Omit the pictures and return every entry exactly as written.

[Figure dataset records]
--

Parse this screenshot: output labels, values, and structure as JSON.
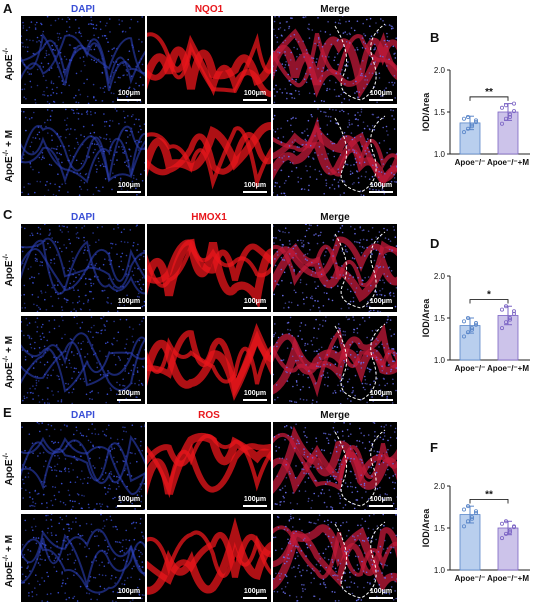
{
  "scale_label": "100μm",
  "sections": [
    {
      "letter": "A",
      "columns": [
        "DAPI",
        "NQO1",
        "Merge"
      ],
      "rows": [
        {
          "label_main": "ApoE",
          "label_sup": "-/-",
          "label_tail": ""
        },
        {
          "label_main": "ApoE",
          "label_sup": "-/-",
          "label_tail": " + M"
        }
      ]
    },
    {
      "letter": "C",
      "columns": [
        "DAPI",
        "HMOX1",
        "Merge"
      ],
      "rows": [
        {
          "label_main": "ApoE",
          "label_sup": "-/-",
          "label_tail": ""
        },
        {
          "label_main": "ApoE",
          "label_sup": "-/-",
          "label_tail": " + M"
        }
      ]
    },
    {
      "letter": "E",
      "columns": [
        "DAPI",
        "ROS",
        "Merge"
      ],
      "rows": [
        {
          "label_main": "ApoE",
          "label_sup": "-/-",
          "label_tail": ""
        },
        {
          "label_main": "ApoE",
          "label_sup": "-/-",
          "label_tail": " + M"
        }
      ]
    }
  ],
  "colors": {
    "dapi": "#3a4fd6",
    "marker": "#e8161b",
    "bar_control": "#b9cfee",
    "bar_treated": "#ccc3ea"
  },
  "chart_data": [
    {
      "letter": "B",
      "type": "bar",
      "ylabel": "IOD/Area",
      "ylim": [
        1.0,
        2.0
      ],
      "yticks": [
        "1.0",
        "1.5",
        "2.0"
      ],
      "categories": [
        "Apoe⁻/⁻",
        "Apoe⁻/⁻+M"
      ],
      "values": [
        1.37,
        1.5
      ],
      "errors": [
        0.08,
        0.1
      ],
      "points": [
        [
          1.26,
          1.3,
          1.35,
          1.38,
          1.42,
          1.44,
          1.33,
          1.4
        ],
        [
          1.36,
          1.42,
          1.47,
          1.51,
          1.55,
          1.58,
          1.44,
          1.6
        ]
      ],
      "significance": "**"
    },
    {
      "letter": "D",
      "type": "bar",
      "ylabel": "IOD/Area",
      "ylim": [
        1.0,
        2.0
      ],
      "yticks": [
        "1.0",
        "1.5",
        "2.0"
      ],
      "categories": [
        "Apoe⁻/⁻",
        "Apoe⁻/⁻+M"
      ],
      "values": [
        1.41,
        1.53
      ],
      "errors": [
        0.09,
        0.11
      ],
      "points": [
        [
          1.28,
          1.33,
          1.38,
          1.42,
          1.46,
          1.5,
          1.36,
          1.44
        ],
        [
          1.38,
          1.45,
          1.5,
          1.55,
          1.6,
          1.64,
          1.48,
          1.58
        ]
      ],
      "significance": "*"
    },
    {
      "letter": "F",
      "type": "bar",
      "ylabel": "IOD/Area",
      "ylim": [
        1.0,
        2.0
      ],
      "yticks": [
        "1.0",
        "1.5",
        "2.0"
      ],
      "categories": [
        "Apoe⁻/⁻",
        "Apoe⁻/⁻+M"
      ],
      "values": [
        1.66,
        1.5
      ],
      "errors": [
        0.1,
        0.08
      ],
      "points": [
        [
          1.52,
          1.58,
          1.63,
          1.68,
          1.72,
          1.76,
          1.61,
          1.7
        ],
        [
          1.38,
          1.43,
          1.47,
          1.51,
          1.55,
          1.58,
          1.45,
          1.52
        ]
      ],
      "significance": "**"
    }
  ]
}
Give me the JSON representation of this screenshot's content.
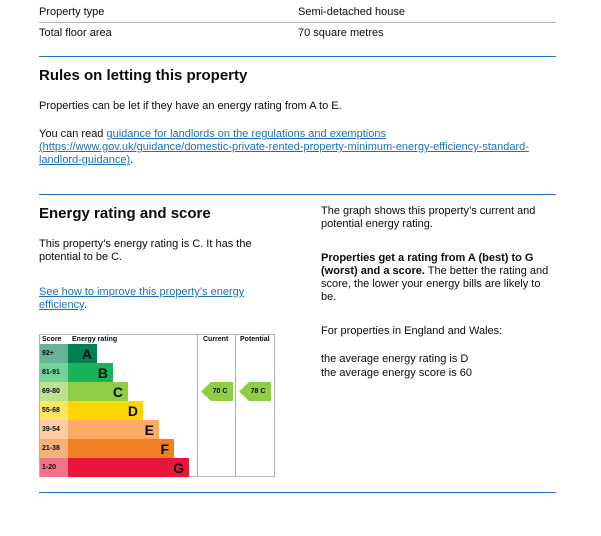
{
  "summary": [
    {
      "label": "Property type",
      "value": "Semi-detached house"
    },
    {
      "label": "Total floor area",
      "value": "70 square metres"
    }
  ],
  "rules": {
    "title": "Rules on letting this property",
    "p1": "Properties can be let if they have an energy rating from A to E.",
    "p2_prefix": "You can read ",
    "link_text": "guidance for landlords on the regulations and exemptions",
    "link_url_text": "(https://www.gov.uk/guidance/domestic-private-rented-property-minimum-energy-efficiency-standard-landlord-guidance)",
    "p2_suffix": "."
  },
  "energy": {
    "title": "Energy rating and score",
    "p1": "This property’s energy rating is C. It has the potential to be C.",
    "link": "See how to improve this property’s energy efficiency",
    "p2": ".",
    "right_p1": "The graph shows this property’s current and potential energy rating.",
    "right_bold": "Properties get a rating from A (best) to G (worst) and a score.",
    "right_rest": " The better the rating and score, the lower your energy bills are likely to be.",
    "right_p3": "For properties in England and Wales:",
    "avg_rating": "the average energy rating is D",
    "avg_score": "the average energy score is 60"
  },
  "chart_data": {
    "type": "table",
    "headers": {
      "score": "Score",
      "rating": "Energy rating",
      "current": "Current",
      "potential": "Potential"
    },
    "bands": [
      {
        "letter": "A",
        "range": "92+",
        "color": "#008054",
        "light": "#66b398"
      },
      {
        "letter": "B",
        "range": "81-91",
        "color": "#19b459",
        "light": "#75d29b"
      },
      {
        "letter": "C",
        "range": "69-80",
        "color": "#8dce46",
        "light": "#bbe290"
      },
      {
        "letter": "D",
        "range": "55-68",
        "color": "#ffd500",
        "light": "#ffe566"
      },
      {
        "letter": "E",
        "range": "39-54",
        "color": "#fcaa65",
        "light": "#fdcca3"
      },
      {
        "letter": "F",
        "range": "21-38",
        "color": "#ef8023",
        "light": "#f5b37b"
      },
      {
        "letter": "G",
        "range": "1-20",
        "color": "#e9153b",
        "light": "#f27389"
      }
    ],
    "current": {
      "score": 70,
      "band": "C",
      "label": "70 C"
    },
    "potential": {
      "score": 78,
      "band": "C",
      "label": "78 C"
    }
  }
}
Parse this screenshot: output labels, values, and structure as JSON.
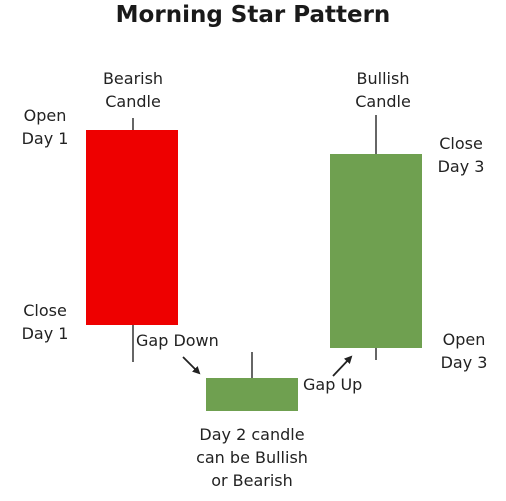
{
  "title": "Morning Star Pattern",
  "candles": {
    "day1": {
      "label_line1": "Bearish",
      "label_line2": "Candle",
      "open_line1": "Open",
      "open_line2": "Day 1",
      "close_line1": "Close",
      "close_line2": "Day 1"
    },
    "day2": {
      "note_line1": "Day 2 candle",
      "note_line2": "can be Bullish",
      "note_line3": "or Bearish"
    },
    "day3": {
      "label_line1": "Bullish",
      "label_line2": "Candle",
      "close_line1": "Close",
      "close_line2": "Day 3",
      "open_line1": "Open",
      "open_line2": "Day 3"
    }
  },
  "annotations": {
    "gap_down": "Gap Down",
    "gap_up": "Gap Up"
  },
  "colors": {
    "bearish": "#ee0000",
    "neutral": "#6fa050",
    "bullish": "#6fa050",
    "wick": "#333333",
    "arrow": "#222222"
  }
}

--

**Task solution:**
Parse this screenshot: output labels, values, and structure as JSON.
{
  "scale_label": "100μm",
  "sections": [
    {
      "letter": "A",
      "columns": [
        "DAPI",
        "NQO1",
        "Merge"
      ],
      "rows": [
        {
          "label_main": "ApoE",
          "label_sup": "-/-",
          "label_tail": ""
        },
        {
          "label_main": "ApoE",
          "label_sup": "-/-",
          "label_tail": " + M"
        }
      ]
    },
    {
      "letter": "C",
      "columns": [
        "DAPI",
        "HMOX1",
        "Merge"
      ],
      "rows": [
        {
          "label_main": "ApoE",
          "label_sup": "-/-",
          "label_tail": ""
        },
        {
          "label_main": "ApoE",
          "label_sup": "-/-",
          "label_tail": " + M"
        }
      ]
    },
    {
      "letter": "E",
      "columns": [
        "DAPI",
        "ROS",
        "Merge"
      ],
      "rows": [
        {
          "label_main": "ApoE",
          "label_sup": "-/-",
          "label_tail": ""
        },
        {
          "label_main": "ApoE",
          "label_sup": "-/-",
          "label_tail": " + M"
        }
      ]
    }
  ],
  "colors": {
    "dapi": "#3a4fd6",
    "marker": "#e8161b",
    "bar_control": "#b9cfee",
    "bar_treated": "#ccc3ea"
  },
  "chart_data": [
    {
      "letter": "B",
      "type": "bar",
      "ylabel": "IOD/Area",
      "ylim": [
        1.0,
        2.0
      ],
      "yticks": [
        "1.0",
        "1.5",
        "2.0"
      ],
      "categories": [
        "Apoe⁻/⁻",
        "Apoe⁻/⁻+M"
      ],
      "values": [
        1.37,
        1.5
      ],
      "errors": [
        0.08,
        0.1
      ],
      "points": [
        [
          1.26,
          1.3,
          1.35,
          1.38,
          1.42,
          1.44,
          1.33,
          1.4
        ],
        [
          1.36,
          1.42,
          1.47,
          1.51,
          1.55,
          1.58,
          1.44,
          1.6
        ]
      ],
      "significance": "**"
    },
    {
      "letter": "D",
      "type": "bar",
      "ylabel": "IOD/Area",
      "ylim": [
        1.0,
        2.0
      ],
      "yticks": [
        "1.0",
        "1.5",
        "2.0"
      ],
      "categories": [
        "Apoe⁻/⁻",
        "Apoe⁻/⁻+M"
      ],
      "values": [
        1.41,
        1.53
      ],
      "errors": [
        0.09,
        0.11
      ],
      "points": [
        [
          1.28,
          1.33,
          1.38,
          1.42,
          1.46,
          1.5,
          1.36,
          1.44
        ],
        [
          1.38,
          1.45,
          1.5,
          1.55,
          1.6,
          1.64,
          1.48,
          1.58
        ]
      ],
      "significance": "*"
    },
    {
      "letter": "F",
      "type": "bar",
      "ylabel": "IOD/Area",
      "ylim": [
        1.0,
        2.0
      ],
      "yticks": [
        "1.0",
        "1.5",
        "2.0"
      ],
      "categories": [
        "Apoe⁻/⁻",
        "Apoe⁻/⁻+M"
      ],
      "values": [
        1.66,
        1.5
      ],
      "errors": [
        0.1,
        0.08
      ],
      "points": [
        [
          1.52,
          1.58,
          1.63,
          1.68,
          1.72,
          1.76,
          1.61,
          1.7
        ],
        [
          1.38,
          1.43,
          1.47,
          1.51,
          1.55,
          1.58,
          1.45,
          1.52
        ]
      ],
      "significance": "**"
    }
  ]
}
Give me the JSON representation of this screenshot's content.
{
  "summary": [
    {
      "label": "Property type",
      "value": "Semi-detached house"
    },
    {
      "label": "Total floor area",
      "value": "70 square metres"
    }
  ],
  "rules": {
    "title": "Rules on letting this property",
    "p1": "Properties can be let if they have an energy rating from A to E.",
    "p2_prefix": "You can read ",
    "link_text": "guidance for landlords on the regulations and exemptions",
    "link_url_text": "(https://www.gov.uk/guidance/domestic-private-rented-property-minimum-energy-efficiency-standard-landlord-guidance)",
    "p2_suffix": "."
  },
  "energy": {
    "title": "Energy rating and score",
    "p1": "This property’s energy rating is C. It has the potential to be C.",
    "link": "See how to improve this property’s energy efficiency",
    "p2": ".",
    "right_p1": "The graph shows this property’s current and potential energy rating.",
    "right_bold": "Properties get a rating from A (best) to G (worst) and a score.",
    "right_rest": " The better the rating and score, the lower your energy bills are likely to be.",
    "right_p3": "For properties in England and Wales:",
    "avg_rating": "the average energy rating is D",
    "avg_score": "the average energy score is 60"
  },
  "chart_data": {
    "type": "table",
    "headers": {
      "score": "Score",
      "rating": "Energy rating",
      "current": "Current",
      "potential": "Potential"
    },
    "bands": [
      {
        "letter": "A",
        "range": "92+",
        "color": "#008054",
        "light": "#66b398"
      },
      {
        "letter": "B",
        "range": "81-91",
        "color": "#19b459",
        "light": "#75d29b"
      },
      {
        "letter": "C",
        "range": "69-80",
        "color": "#8dce46",
        "light": "#bbe290"
      },
      {
        "letter": "D",
        "range": "55-68",
        "color": "#ffd500",
        "light": "#ffe566"
      },
      {
        "letter": "E",
        "range": "39-54",
        "color": "#fcaa65",
        "light": "#fdcca3"
      },
      {
        "letter": "F",
        "range": "21-38",
        "color": "#ef8023",
        "light": "#f5b37b"
      },
      {
        "letter": "G",
        "range": "1-20",
        "color": "#e9153b",
        "light": "#f27389"
      }
    ],
    "current": {
      "score": 70,
      "band": "C",
      "label": "70 C"
    },
    "potential": {
      "score": 78,
      "band": "C",
      "label": "78 C"
    }
  }
}
Parse this screenshot: output labels, values, and structure as JSON.
{
  "title": "Morning Star Pattern",
  "candles": {
    "day1": {
      "label_line1": "Bearish",
      "label_line2": "Candle",
      "open_line1": "Open",
      "open_line2": "Day 1",
      "close_line1": "Close",
      "close_line2": "Day 1"
    },
    "day2": {
      "note_line1": "Day 2 candle",
      "note_line2": "can be Bullish",
      "note_line3": "or Bearish"
    },
    "day3": {
      "label_line1": "Bullish",
      "label_line2": "Candle",
      "close_line1": "Close",
      "close_line2": "Day 3",
      "open_line1": "Open",
      "open_line2": "Day 3"
    }
  },
  "annotations": {
    "gap_down": "Gap Down",
    "gap_up": "Gap Up"
  },
  "colors": {
    "bearish": "#ee0000",
    "neutral": "#6fa050",
    "bullish": "#6fa050",
    "wick": "#333333",
    "arrow": "#222222"
  }
}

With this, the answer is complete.